— Begin SUPPLIED RECORDS —

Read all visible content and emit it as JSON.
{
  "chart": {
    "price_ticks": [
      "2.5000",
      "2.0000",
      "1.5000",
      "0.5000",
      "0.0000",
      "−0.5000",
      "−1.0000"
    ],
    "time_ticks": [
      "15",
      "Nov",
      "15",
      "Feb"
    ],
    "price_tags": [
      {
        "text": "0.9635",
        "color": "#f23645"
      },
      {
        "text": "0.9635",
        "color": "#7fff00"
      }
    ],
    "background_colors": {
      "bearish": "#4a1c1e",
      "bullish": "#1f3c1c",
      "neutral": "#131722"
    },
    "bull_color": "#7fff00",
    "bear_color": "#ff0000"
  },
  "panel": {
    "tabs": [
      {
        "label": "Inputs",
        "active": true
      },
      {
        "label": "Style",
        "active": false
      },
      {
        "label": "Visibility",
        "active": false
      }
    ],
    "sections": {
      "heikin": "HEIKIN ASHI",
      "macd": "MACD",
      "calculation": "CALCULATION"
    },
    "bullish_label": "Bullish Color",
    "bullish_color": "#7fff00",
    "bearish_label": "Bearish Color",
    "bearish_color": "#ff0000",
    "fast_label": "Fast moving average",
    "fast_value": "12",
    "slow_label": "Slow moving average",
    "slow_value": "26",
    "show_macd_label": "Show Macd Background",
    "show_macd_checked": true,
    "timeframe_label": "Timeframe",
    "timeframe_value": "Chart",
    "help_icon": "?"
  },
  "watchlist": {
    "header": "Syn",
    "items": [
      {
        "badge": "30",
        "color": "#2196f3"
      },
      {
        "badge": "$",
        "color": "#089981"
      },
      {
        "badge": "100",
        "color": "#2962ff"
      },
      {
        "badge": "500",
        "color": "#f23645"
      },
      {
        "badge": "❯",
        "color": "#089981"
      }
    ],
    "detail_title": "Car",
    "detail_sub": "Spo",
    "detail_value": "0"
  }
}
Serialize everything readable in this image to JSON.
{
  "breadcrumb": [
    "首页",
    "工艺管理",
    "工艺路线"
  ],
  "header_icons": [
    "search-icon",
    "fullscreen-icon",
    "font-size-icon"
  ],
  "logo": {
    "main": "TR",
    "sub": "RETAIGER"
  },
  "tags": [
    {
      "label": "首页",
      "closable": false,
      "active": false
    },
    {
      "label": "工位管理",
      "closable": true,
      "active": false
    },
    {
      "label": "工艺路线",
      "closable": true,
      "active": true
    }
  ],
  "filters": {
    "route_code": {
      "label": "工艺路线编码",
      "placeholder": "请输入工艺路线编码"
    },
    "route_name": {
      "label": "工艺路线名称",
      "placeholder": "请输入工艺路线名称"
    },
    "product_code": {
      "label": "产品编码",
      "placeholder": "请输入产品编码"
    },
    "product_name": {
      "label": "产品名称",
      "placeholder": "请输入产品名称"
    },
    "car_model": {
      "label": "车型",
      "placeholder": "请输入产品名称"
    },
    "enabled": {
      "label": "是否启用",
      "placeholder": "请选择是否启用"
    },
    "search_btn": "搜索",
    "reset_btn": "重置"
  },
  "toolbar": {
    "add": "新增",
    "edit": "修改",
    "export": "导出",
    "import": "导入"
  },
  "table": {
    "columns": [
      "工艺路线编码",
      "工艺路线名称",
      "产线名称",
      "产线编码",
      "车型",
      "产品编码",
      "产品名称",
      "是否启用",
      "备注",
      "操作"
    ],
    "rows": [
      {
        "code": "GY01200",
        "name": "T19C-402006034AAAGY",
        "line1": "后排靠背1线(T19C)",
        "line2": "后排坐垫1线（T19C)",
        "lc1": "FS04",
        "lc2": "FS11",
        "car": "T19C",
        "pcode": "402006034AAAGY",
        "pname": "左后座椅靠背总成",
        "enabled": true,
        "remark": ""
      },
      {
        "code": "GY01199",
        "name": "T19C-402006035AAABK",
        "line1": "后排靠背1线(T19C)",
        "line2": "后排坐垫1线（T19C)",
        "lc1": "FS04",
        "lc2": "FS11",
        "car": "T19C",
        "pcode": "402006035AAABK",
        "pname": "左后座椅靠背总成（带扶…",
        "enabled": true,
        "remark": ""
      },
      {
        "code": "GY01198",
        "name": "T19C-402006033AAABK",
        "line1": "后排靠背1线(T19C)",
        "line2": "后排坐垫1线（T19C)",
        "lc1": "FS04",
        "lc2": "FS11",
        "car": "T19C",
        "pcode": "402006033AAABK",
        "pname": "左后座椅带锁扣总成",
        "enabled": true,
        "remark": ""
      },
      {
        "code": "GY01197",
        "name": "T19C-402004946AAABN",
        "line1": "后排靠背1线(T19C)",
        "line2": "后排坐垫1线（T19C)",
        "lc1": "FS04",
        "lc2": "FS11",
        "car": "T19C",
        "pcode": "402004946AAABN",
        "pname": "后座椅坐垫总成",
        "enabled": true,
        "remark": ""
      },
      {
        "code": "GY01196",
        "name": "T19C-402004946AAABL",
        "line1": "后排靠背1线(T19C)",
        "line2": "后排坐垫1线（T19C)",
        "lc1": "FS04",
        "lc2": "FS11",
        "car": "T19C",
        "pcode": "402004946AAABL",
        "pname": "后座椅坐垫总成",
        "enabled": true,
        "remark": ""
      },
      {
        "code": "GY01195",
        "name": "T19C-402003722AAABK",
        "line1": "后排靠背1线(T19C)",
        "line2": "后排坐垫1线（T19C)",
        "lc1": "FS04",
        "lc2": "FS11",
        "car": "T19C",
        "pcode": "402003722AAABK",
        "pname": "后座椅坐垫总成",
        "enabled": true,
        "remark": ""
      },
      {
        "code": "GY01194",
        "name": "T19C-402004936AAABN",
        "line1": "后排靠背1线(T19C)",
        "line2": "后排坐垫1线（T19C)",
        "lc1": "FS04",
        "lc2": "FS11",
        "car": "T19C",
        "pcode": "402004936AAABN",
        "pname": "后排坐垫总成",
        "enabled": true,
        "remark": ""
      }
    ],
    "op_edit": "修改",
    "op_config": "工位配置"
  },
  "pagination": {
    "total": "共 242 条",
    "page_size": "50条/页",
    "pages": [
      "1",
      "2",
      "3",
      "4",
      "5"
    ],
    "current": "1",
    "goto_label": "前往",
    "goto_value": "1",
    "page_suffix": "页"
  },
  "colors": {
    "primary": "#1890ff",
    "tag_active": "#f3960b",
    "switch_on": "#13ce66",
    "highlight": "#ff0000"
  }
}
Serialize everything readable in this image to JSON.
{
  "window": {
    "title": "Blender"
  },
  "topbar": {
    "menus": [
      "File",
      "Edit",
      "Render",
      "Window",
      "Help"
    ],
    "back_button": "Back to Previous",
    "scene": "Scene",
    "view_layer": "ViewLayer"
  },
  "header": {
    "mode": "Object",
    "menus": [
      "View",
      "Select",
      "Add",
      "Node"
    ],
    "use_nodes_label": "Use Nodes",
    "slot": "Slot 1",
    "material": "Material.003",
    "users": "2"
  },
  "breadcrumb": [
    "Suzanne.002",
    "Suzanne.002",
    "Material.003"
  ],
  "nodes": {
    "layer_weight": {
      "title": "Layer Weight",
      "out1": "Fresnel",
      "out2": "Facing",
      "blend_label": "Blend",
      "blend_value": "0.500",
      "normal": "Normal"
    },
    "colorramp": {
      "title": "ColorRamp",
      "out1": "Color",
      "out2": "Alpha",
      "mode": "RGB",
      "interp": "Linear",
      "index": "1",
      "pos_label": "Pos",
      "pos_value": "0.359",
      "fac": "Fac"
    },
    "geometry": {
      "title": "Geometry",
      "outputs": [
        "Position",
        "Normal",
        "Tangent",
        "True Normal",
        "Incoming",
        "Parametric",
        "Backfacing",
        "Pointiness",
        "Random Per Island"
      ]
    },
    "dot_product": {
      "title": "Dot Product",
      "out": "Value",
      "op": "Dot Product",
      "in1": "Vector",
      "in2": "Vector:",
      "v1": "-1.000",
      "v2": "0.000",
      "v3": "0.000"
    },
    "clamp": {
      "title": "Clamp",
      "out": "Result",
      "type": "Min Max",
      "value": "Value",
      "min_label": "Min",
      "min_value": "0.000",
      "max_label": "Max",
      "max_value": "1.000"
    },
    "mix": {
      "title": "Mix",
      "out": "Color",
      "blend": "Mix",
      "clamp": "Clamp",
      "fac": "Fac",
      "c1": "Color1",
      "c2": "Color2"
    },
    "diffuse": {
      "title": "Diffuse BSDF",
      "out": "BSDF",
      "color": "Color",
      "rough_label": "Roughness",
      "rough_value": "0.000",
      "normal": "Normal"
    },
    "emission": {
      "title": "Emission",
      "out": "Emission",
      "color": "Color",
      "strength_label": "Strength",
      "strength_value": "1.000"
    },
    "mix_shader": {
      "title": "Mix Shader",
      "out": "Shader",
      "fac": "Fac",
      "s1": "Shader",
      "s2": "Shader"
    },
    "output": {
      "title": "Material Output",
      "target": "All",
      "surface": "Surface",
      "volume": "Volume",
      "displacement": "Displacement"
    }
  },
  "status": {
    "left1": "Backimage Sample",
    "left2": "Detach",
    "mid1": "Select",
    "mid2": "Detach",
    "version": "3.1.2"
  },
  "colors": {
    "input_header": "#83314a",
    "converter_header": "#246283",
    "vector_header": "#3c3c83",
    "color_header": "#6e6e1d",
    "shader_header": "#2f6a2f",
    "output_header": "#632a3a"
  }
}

— End SUPPLIED RECORDS —

PROBLEM TO WORK ON: Provide the count, and nothing else, of lines in the data above where the word "pcode" occurs.

THE ANSWER: 7